_GIVEN PROBLEM_. Transcribe the records that follow, preserving every word.

Items from a figure collection
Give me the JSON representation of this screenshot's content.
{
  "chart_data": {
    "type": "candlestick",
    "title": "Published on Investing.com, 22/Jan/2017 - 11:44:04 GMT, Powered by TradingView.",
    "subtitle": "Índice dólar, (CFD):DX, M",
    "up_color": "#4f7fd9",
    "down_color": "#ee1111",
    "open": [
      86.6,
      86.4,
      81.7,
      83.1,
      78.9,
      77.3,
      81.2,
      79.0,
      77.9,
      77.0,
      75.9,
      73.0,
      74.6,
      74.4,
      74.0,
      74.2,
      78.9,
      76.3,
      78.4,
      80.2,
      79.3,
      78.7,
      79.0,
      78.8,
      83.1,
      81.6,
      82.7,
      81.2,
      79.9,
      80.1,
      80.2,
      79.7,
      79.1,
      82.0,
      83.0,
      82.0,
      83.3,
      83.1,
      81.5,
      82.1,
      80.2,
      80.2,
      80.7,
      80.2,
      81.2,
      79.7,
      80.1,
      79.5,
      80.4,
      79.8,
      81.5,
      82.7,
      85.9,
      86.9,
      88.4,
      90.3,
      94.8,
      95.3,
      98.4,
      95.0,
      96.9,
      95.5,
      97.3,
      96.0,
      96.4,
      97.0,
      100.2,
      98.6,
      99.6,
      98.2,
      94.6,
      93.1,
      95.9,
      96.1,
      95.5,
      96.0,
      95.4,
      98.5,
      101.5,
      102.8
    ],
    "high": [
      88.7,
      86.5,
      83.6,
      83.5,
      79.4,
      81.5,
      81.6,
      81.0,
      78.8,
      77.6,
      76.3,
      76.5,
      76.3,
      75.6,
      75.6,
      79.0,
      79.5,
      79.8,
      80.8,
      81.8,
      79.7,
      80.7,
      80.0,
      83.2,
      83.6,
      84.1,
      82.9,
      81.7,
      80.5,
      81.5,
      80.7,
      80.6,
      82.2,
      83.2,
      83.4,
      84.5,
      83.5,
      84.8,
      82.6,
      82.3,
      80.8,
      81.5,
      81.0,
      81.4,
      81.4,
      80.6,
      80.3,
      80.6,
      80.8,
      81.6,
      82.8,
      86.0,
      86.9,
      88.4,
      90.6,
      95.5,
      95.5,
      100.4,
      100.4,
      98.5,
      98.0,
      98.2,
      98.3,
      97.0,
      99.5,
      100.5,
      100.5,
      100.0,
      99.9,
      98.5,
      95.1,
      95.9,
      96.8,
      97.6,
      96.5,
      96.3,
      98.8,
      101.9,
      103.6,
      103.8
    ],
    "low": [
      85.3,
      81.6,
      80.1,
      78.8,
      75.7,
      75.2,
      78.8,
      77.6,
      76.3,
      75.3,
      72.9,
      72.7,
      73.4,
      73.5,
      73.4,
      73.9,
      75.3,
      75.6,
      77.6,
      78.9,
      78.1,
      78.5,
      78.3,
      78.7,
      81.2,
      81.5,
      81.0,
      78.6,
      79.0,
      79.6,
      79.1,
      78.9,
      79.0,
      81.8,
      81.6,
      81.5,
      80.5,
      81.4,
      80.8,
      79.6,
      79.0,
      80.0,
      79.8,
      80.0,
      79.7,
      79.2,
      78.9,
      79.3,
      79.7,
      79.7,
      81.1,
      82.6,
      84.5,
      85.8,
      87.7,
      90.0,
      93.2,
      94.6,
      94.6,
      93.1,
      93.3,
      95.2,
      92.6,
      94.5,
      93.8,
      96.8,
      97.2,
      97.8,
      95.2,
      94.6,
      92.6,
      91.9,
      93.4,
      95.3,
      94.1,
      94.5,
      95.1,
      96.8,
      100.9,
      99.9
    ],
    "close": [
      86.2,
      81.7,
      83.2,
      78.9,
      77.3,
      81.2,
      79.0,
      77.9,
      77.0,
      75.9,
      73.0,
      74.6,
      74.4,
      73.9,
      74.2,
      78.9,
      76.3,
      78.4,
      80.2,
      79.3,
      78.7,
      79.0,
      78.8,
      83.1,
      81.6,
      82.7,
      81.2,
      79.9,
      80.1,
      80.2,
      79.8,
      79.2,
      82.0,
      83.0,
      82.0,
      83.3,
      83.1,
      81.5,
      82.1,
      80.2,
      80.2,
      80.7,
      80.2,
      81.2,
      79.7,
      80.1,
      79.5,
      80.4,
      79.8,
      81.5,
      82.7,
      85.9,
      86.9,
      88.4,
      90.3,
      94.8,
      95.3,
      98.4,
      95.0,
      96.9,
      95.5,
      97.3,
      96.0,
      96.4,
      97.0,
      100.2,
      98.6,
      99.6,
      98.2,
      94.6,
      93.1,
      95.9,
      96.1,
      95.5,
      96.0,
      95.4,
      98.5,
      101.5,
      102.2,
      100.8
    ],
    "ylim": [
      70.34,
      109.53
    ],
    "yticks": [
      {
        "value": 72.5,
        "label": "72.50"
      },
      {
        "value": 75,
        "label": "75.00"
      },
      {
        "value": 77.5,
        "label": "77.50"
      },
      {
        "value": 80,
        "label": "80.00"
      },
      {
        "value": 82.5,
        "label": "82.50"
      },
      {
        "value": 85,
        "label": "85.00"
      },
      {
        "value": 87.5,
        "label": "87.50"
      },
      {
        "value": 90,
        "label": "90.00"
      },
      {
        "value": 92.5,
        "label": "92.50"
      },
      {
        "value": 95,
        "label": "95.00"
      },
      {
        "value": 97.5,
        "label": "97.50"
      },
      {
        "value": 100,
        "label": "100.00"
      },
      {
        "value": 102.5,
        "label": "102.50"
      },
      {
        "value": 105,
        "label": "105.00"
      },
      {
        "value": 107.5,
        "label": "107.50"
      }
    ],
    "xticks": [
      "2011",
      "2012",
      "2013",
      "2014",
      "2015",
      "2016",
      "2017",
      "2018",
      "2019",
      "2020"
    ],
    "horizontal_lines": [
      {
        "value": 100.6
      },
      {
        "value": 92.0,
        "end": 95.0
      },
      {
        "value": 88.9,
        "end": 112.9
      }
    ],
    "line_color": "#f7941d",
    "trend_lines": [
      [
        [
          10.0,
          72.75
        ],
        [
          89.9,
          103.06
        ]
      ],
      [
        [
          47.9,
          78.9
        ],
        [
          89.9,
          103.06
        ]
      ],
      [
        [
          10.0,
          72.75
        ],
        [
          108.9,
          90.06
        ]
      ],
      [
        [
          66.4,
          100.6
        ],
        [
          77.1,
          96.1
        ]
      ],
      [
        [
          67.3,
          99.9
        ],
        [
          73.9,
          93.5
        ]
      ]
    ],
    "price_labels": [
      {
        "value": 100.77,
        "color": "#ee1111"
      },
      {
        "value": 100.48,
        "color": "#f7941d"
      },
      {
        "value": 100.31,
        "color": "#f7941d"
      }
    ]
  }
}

_RESULT_.
Give me the JSON representation of this screenshot's content.
{
  "chart_data": {
    "type": "candlestick",
    "title": "Published on Investing.com, 22/Jan/2017 - 11:44:04 GMT, Powered by TradingView.",
    "subtitle": "Índice dólar, (CFD):DX, M",
    "up_color": "#4f7fd9",
    "down_color": "#ee1111",
    "open": [
      86.6,
      86.4,
      81.7,
      83.1,
      78.9,
      77.3,
      81.2,
      79.0,
      77.9,
      77.0,
      75.9,
      73.0,
      74.6,
      74.4,
      74.0,
      74.2,
      78.9,
      76.3,
      78.4,
      80.2,
      79.3,
      78.7,
      79.0,
      78.8,
      83.1,
      81.6,
      82.7,
      81.2,
      79.9,
      80.1,
      80.2,
      79.7,
      79.1,
      82.0,
      83.0,
      82.0,
      83.3,
      83.1,
      81.5,
      82.1,
      80.2,
      80.2,
      80.7,
      80.2,
      81.2,
      79.7,
      80.1,
      79.5,
      80.4,
      79.8,
      81.5,
      82.7,
      85.9,
      86.9,
      88.4,
      90.3,
      94.8,
      95.3,
      98.4,
      95.0,
      96.9,
      95.5,
      97.3,
      96.0,
      96.4,
      97.0,
      100.2,
      98.6,
      99.6,
      98.2,
      94.6,
      93.1,
      95.9,
      96.1,
      95.5,
      96.0,
      95.4,
      98.5,
      101.5,
      102.8
    ],
    "high": [
      88.7,
      86.5,
      83.6,
      83.5,
      79.4,
      81.5,
      81.6,
      81.0,
      78.8,
      77.6,
      76.3,
      76.5,
      76.3,
      75.6,
      75.6,
      79.0,
      79.5,
      79.8,
      80.8,
      81.8,
      79.7,
      80.7,
      80.0,
      83.2,
      83.6,
      84.1,
      82.9,
      81.7,
      80.5,
      81.5,
      80.7,
      80.6,
      82.2,
      83.2,
      83.4,
      84.5,
      83.5,
      84.8,
      82.6,
      82.3,
      80.8,
      81.5,
      81.0,
      81.4,
      81.4,
      80.6,
      80.3,
      80.6,
      80.8,
      81.6,
      82.8,
      86.0,
      86.9,
      88.4,
      90.6,
      95.5,
      95.5,
      100.4,
      100.4,
      98.5,
      98.0,
      98.2,
      98.3,
      97.0,
      99.5,
      100.5,
      100.5,
      100.0,
      99.9,
      98.5,
      95.1,
      95.9,
      96.8,
      97.6,
      96.5,
      96.3,
      98.8,
      101.9,
      103.6,
      103.8
    ],
    "low": [
      85.3,
      81.6,
      80.1,
      78.8,
      75.7,
      75.2,
      78.8,
      77.6,
      76.3,
      75.3,
      72.9,
      72.7,
      73.4,
      73.5,
      73.4,
      73.9,
      75.3,
      75.6,
      77.6,
      78.9,
      78.1,
      78.5,
      78.3,
      78.7,
      81.2,
      81.5,
      81.0,
      78.6,
      79.0,
      79.6,
      79.1,
      78.9,
      79.0,
      81.8,
      81.6,
      81.5,
      80.5,
      81.4,
      80.8,
      79.6,
      79.0,
      80.0,
      79.8,
      80.0,
      79.7,
      79.2,
      78.9,
      79.3,
      79.7,
      79.7,
      81.1,
      82.6,
      84.5,
      85.8,
      87.7,
      90.0,
      93.2,
      94.6,
      94.6,
      93.1,
      93.3,
      95.2,
      92.6,
      94.5,
      93.8,
      96.8,
      97.2,
      97.8,
      95.2,
      94.6,
      92.6,
      91.9,
      93.4,
      95.3,
      94.1,
      94.5,
      95.1,
      96.8,
      100.9,
      99.9
    ],
    "close": [
      86.2,
      81.7,
      83.2,
      78.9,
      77.3,
      81.2,
      79.0,
      77.9,
      77.0,
      75.9,
      73.0,
      74.6,
      74.4,
      73.9,
      74.2,
      78.9,
      76.3,
      78.4,
      80.2,
      79.3,
      78.7,
      79.0,
      78.8,
      83.1,
      81.6,
      82.7,
      81.2,
      79.9,
      80.1,
      80.2,
      79.8,
      79.2,
      82.0,
      83.0,
      82.0,
      83.3,
      83.1,
      81.5,
      82.1,
      80.2,
      80.2,
      80.7,
      80.2,
      81.2,
      79.7,
      80.1,
      79.5,
      80.4,
      79.8,
      81.5,
      82.7,
      85.9,
      86.9,
      88.4,
      90.3,
      94.8,
      95.3,
      98.4,
      95.0,
      96.9,
      95.5,
      97.3,
      96.0,
      96.4,
      97.0,
      100.2,
      98.6,
      99.6,
      98.2,
      94.6,
      93.1,
      95.9,
      96.1,
      95.5,
      96.0,
      95.4,
      98.5,
      101.5,
      102.2,
      100.8
    ],
    "ylim": [
      70.34,
      109.53
    ],
    "yticks": [
      {
        "value": 72.5,
        "label": "72.50"
      },
      {
        "value": 75,
        "label": "75.00"
      },
      {
        "value": 77.5,
        "label": "77.50"
      },
      {
        "value": 80,
        "label": "80.00"
      },
      {
        "value": 82.5,
        "label": "82.50"
      },
      {
        "value": 85,
        "label": "85.00"
      },
      {
        "value": 87.5,
        "label": "87.50"
      },
      {
        "value": 90,
        "label": "90.00"
      },
      {
        "value": 92.5,
        "label": "92.50"
      },
      {
        "value": 95,
        "label": "95.00"
      },
      {
        "value": 97.5,
        "label": "97.50"
      },
      {
        "value": 100,
        "label": "100.00"
      },
      {
        "value": 102.5,
        "label": "102.50"
      },
      {
        "value": 105,
        "label": "105.00"
      },
      {
        "value": 107.5,
        "label": "107.50"
      }
    ],
    "xticks": [
      "2011",
      "2012",
      "2013",
      "2014",
      "2015",
      "2016",
      "2017",
      "2018",
      "2019",
      "2020"
    ],
    "horizontal_lines": [
      {
        "value": 100.6
      },
      {
        "value": 92.0,
        "end": 95.0
      },
      {
        "value": 88.9,
        "end": 112.9
      }
    ],
    "line_color": "#f7941d",
    "trend_lines": [
      [
        [
          10.0,
          72.75
        ],
        [
          89.9,
          103.06
        ]
      ],
      [
        [
          47.9,
          78.9
        ],
        [
          89.9,
          103.06
        ]
      ],
      [
        [
          10.0,
          72.75
        ],
        [
          108.9,
          90.06
        ]
      ],
      [
        [
          66.4,
          100.6
        ],
        [
          77.1,
          96.1
        ]
      ],
      [
        [
          67.3,
          99.9
        ],
        [
          73.9,
          93.5
        ]
      ]
    ],
    "price_labels": [
      {
        "value": 100.77,
        "color": "#ee1111"
      },
      {
        "value": 100.48,
        "color": "#f7941d"
      },
      {
        "value": 100.31,
        "color": "#f7941d"
      }
    ]
  }
}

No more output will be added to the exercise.